Would you quote the material below in full and unchanged?

#####

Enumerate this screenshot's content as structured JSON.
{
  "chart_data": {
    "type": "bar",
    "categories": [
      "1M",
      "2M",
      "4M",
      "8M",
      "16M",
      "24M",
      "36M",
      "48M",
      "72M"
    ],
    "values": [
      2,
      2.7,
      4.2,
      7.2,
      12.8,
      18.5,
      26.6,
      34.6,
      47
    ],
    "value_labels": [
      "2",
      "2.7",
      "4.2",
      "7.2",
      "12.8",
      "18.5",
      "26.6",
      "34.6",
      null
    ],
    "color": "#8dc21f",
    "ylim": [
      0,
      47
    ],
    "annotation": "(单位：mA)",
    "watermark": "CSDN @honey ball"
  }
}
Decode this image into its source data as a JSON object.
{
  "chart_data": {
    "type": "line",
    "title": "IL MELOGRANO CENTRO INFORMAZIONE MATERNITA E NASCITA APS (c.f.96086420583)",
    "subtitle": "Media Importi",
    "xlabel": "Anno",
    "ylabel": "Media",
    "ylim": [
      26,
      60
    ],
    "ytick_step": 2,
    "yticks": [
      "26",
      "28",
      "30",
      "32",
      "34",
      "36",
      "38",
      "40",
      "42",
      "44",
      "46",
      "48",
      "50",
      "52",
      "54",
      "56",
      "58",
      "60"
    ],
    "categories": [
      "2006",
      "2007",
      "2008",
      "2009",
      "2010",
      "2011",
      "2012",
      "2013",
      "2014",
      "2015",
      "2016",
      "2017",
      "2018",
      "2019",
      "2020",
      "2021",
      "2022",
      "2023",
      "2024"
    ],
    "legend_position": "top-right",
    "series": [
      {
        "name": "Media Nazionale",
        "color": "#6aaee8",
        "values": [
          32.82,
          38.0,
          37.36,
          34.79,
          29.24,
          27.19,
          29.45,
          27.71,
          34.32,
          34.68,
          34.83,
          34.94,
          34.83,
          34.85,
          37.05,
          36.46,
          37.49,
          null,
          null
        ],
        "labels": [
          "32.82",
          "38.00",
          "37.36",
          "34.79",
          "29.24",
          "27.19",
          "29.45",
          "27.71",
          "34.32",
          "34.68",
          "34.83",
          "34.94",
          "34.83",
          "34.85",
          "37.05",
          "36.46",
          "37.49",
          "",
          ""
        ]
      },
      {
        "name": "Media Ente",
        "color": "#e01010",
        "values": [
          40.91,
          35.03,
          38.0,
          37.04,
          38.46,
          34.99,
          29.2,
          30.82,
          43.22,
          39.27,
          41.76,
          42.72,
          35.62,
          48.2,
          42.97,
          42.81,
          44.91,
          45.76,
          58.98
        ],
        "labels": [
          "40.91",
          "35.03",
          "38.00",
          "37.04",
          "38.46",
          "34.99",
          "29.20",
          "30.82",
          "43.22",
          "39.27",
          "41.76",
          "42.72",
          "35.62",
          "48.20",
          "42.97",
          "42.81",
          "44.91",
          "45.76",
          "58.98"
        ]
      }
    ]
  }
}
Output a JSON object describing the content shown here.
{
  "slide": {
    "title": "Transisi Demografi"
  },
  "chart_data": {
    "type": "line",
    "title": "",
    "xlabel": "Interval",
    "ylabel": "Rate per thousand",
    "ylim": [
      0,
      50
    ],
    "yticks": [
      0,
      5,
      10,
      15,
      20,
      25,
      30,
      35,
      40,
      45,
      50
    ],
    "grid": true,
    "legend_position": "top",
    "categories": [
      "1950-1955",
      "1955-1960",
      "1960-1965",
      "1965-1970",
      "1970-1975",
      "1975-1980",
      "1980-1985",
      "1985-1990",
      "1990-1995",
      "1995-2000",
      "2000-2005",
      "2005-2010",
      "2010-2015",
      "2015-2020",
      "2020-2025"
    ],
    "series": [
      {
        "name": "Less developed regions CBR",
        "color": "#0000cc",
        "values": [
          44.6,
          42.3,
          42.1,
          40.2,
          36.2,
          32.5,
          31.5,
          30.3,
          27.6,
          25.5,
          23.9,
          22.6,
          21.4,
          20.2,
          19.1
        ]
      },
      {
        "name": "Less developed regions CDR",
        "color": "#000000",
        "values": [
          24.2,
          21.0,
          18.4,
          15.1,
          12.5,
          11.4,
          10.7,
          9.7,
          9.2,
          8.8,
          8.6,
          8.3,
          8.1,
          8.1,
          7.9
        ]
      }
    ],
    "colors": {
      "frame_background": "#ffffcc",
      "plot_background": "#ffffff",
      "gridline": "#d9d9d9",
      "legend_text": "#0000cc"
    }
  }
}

#####

**CORRECT RESULT**
Enumerate this screenshot's content as structured JSON.
{
  "chart_data": {
    "type": "bar",
    "categories": [
      "1M",
      "2M",
      "4M",
      "8M",
      "16M",
      "24M",
      "36M",
      "48M",
      "72M"
    ],
    "values": [
      2,
      2.7,
      4.2,
      7.2,
      12.8,
      18.5,
      26.6,
      34.6,
      47
    ],
    "value_labels": [
      "2",
      "2.7",
      "4.2",
      "7.2",
      "12.8",
      "18.5",
      "26.6",
      "34.6",
      null
    ],
    "color": "#8dc21f",
    "ylim": [
      0,
      47
    ],
    "annotation": "(单位：mA)",
    "watermark": "CSDN @honey ball"
  }
}
Decode this image into its source data as a JSON object.
{
  "chart_data": {
    "type": "line",
    "title": "IL MELOGRANO CENTRO INFORMAZIONE MATERNITA E NASCITA APS (c.f.96086420583)",
    "subtitle": "Media Importi",
    "xlabel": "Anno",
    "ylabel": "Media",
    "ylim": [
      26,
      60
    ],
    "ytick_step": 2,
    "yticks": [
      "26",
      "28",
      "30",
      "32",
      "34",
      "36",
      "38",
      "40",
      "42",
      "44",
      "46",
      "48",
      "50",
      "52",
      "54",
      "56",
      "58",
      "60"
    ],
    "categories": [
      "2006",
      "2007",
      "2008",
      "2009",
      "2010",
      "2011",
      "2012",
      "2013",
      "2014",
      "2015",
      "2016",
      "2017",
      "2018",
      "2019",
      "2020",
      "2021",
      "2022",
      "2023",
      "2024"
    ],
    "legend_position": "top-right",
    "series": [
      {
        "name": "Media Nazionale",
        "color": "#6aaee8",
        "values": [
          32.82,
          38.0,
          37.36,
          34.79,
          29.24,
          27.19,
          29.45,
          27.71,
          34.32,
          34.68,
          34.83,
          34.94,
          34.83,
          34.85,
          37.05,
          36.46,
          37.49,
          null,
          null
        ],
        "labels": [
          "32.82",
          "38.00",
          "37.36",
          "34.79",
          "29.24",
          "27.19",
          "29.45",
          "27.71",
          "34.32",
          "34.68",
          "34.83",
          "34.94",
          "34.83",
          "34.85",
          "37.05",
          "36.46",
          "37.49",
          "",
          ""
        ]
      },
      {
        "name": "Media Ente",
        "color": "#e01010",
        "values": [
          40.91,
          35.03,
          38.0,
          37.04,
          38.46,
          34.99,
          29.2,
          30.82,
          43.22,
          39.27,
          41.76,
          42.72,
          35.62,
          48.2,
          42.97,
          42.81,
          44.91,
          45.76,
          58.98
        ],
        "labels": [
          "40.91",
          "35.03",
          "38.00",
          "37.04",
          "38.46",
          "34.99",
          "29.20",
          "30.82",
          "43.22",
          "39.27",
          "41.76",
          "42.72",
          "35.62",
          "48.20",
          "42.97",
          "42.81",
          "44.91",
          "45.76",
          "58.98"
        ]
      }
    ]
  }
}
Output a JSON object describing the content shown here.
{
  "slide": {
    "title": "Transisi Demografi"
  },
  "chart_data": {
    "type": "line",
    "title": "",
    "xlabel": "Interval",
    "ylabel": "Rate per thousand",
    "ylim": [
      0,
      50
    ],
    "yticks": [
      0,
      5,
      10,
      15,
      20,
      25,
      30,
      35,
      40,
      45,
      50
    ],
    "grid": true,
    "legend_position": "top",
    "categories": [
      "1950-1955",
      "1955-1960",
      "1960-1965",
      "1965-1970",
      "1970-1975",
      "1975-1980",
      "1980-1985",
      "1985-1990",
      "1990-1995",
      "1995-2000",
      "2000-2005",
      "2005-2010",
      "2010-2015",
      "2015-2020",
      "2020-2025"
    ],
    "series": [
      {
        "name": "Less developed regions CBR",
        "color": "#0000cc",
        "values": [
          44.6,
          42.3,
          42.1,
          40.2,
          36.2,
          32.5,
          31.5,
          30.3,
          27.6,
          25.5,
          23.9,
          22.6,
          21.4,
          20.2,
          19.1
        ]
      },
      {
        "name": "Less developed regions CDR",
        "color": "#000000",
        "values": [
          24.2,
          21.0,
          18.4,
          15.1,
          12.5,
          11.4,
          10.7,
          9.7,
          9.2,
          8.8,
          8.6,
          8.3,
          8.1,
          8.1,
          7.9
        ]
      }
    ],
    "colors": {
      "frame_background": "#ffffcc",
      "plot_background": "#ffffff",
      "gridline": "#d9d9d9",
      "legend_text": "#0000cc"
    }
  }
}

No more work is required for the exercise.